# ENTRIES PROVIDED start

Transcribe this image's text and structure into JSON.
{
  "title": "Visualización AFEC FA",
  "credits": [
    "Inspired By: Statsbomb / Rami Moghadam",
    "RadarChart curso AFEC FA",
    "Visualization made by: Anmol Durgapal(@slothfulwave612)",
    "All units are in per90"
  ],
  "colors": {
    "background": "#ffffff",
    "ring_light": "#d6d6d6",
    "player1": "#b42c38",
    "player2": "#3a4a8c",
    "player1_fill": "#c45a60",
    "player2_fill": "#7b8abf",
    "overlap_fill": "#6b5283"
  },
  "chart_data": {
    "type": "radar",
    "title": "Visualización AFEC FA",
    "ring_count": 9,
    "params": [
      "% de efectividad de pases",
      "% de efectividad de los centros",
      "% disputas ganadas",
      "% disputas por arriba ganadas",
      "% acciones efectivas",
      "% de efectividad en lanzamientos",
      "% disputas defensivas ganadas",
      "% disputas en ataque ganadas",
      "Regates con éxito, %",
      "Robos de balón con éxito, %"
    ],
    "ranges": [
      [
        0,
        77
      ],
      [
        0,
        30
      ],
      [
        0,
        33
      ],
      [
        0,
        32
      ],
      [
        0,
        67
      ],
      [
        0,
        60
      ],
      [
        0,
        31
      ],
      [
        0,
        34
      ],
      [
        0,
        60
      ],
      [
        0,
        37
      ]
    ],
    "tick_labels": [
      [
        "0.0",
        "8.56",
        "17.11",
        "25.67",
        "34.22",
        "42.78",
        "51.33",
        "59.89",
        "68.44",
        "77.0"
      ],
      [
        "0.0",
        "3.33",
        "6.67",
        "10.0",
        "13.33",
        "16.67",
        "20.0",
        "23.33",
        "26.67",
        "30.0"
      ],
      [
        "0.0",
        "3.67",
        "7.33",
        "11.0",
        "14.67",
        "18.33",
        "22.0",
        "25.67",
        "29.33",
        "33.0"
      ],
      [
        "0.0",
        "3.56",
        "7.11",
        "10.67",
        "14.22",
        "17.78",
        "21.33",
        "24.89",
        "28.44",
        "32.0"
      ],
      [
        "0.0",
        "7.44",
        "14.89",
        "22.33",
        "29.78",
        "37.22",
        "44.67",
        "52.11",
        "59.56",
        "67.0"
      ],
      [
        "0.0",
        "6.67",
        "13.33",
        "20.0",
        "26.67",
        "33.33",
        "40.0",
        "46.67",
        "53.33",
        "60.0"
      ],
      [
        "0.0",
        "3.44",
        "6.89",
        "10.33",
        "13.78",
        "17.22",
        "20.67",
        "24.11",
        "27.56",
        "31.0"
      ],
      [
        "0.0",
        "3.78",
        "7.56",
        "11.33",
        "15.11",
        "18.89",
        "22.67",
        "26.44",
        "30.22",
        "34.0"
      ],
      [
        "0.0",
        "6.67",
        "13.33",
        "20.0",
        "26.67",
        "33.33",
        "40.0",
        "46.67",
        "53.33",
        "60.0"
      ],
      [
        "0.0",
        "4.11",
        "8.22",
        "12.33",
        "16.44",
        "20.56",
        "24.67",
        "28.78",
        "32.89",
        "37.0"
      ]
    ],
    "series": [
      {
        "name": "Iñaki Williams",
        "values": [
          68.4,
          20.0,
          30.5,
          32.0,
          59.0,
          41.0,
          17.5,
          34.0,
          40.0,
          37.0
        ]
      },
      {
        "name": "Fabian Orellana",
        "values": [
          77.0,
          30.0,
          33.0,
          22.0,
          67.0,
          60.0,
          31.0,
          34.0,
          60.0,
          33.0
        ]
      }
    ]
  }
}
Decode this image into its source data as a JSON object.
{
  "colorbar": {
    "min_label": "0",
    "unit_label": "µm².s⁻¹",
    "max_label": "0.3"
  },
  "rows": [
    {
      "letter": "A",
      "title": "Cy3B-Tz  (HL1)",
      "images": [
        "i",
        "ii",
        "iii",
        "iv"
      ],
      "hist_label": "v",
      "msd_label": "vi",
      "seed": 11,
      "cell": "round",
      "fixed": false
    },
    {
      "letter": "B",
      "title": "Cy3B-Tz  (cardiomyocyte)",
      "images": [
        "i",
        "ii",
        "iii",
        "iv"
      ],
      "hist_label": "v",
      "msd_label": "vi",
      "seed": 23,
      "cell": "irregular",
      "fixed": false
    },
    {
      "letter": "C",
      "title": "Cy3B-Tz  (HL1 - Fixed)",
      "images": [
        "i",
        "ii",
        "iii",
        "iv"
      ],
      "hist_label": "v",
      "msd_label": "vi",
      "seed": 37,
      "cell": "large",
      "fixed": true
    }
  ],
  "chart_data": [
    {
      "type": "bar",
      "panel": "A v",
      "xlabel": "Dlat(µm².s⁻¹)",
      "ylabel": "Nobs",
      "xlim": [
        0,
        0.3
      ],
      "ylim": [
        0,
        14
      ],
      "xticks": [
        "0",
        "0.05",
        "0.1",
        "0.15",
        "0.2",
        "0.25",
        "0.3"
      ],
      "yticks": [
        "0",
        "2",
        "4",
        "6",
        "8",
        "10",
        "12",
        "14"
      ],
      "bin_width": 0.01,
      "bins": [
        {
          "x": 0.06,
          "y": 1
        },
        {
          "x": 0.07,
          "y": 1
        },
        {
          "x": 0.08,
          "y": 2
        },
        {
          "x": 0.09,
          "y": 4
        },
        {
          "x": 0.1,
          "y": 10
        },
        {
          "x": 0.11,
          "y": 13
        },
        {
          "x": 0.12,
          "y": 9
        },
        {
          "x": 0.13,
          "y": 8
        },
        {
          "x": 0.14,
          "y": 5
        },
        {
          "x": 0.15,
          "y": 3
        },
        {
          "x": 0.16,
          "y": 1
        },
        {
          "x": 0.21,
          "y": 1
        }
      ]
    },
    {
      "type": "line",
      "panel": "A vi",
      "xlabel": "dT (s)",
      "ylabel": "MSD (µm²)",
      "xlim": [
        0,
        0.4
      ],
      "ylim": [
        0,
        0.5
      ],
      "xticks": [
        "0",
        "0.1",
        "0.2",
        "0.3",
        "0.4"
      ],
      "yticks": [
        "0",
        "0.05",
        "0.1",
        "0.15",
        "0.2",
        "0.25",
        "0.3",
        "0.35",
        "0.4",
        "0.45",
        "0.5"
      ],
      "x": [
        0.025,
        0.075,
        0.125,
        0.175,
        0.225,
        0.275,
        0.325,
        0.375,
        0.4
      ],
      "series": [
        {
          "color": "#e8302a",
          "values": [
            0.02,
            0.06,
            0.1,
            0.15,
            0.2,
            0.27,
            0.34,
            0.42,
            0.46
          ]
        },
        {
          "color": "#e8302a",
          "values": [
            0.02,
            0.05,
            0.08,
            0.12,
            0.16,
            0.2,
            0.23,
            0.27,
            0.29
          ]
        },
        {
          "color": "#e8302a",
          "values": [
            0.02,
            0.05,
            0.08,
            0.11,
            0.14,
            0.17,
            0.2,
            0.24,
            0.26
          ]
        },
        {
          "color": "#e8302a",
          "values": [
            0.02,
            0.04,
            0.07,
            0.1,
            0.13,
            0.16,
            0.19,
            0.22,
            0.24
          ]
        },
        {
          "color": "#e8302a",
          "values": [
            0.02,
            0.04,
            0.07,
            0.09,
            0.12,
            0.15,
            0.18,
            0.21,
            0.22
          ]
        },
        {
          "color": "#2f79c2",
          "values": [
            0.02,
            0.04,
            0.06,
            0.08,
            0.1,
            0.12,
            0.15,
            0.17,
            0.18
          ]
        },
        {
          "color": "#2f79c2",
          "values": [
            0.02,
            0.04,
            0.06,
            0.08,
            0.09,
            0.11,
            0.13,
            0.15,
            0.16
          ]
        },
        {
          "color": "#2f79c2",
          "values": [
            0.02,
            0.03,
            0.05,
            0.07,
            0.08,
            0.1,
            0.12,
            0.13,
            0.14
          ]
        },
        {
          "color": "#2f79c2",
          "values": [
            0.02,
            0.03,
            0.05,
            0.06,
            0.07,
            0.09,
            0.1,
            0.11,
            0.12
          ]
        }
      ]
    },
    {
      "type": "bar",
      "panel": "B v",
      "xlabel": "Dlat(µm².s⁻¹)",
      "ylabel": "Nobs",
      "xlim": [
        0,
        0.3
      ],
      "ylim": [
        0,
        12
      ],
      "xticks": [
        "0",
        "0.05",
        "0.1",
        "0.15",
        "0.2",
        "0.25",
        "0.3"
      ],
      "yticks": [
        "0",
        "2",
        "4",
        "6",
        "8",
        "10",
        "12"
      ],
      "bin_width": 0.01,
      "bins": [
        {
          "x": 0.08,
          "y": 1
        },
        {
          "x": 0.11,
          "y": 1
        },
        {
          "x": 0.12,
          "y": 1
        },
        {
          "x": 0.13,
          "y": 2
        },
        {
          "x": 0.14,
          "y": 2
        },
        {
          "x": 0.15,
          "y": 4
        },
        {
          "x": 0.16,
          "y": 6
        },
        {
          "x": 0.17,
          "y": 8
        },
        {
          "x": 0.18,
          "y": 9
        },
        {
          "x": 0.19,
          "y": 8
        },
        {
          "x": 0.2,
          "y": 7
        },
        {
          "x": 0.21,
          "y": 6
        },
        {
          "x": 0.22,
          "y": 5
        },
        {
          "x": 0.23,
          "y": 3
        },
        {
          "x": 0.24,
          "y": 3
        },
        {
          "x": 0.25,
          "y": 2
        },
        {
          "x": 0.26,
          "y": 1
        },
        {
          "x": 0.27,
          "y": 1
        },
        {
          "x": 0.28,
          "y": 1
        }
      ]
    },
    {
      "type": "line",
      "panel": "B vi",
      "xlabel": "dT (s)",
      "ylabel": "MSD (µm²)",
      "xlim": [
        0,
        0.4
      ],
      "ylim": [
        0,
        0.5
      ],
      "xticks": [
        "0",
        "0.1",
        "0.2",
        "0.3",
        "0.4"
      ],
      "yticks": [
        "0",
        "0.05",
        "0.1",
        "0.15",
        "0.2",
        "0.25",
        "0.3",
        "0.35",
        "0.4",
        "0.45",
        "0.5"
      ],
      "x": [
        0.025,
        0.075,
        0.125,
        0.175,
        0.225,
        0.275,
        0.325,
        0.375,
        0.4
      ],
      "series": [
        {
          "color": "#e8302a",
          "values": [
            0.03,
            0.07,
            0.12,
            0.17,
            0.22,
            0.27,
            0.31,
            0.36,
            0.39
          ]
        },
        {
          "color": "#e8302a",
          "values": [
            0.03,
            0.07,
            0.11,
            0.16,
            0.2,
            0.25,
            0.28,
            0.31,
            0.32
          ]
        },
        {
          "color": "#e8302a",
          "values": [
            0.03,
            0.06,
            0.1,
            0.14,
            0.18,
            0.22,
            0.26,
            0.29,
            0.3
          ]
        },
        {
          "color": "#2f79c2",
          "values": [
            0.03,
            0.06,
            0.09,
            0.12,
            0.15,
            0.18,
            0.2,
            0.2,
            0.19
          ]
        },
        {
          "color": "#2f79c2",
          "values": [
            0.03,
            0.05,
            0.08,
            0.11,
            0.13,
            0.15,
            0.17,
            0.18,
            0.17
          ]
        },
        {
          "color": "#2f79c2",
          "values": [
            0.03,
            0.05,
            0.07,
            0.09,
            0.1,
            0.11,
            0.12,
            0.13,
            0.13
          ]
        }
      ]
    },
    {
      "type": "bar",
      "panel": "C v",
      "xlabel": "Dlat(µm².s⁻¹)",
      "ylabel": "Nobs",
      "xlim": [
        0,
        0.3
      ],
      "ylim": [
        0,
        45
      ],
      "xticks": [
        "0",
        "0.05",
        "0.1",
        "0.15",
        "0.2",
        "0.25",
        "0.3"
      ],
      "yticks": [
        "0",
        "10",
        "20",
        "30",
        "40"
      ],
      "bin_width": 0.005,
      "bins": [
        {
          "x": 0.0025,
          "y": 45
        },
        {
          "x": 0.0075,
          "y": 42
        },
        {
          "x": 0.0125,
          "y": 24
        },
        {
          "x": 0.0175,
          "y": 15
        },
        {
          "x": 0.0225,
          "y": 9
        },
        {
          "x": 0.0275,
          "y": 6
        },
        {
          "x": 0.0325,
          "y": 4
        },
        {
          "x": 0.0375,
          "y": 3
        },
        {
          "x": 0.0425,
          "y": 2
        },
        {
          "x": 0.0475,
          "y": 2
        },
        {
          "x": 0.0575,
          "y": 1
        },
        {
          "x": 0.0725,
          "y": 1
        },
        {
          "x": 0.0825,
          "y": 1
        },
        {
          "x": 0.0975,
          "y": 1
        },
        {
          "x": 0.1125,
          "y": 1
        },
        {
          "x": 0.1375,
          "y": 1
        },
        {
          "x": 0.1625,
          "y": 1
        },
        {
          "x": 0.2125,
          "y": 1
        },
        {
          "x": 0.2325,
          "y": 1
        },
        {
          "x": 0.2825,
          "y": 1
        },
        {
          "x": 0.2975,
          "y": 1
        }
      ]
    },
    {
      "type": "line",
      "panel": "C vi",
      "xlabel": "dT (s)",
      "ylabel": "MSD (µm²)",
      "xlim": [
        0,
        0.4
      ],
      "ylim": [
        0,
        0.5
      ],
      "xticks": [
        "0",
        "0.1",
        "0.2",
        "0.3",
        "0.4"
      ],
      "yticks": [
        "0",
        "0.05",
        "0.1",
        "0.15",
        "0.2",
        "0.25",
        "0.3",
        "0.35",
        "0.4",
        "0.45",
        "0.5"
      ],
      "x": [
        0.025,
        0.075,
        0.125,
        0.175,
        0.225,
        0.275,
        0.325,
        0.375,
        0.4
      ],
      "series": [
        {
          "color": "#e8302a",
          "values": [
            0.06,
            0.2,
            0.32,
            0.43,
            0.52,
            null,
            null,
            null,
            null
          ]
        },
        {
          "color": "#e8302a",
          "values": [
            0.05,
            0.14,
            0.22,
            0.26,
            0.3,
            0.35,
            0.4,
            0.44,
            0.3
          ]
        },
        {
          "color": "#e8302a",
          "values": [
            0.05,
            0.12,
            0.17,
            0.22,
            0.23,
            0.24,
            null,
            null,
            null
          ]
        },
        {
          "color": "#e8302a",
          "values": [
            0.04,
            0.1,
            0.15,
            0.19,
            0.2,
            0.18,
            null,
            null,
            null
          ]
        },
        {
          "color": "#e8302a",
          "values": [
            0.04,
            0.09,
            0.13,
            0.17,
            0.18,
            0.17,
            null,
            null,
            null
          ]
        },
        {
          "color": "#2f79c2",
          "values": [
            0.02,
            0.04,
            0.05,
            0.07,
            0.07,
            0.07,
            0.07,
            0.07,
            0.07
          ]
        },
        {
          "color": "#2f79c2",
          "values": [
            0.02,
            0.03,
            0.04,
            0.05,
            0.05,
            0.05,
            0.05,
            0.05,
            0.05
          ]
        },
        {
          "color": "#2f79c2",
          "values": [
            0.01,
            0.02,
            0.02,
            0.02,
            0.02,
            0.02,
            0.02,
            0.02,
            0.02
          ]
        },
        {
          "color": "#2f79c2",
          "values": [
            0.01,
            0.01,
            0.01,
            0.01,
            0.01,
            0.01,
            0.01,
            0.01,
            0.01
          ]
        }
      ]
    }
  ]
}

# ENTRIES PROVIDED end

=== WHAT THE TASK ASKS ===
Each line holding "this" must be found and copied.

=== TASK OUTPUT ===
Transcribe this image's text and structure into JSON.
Decode this image into its source data as a JSON object.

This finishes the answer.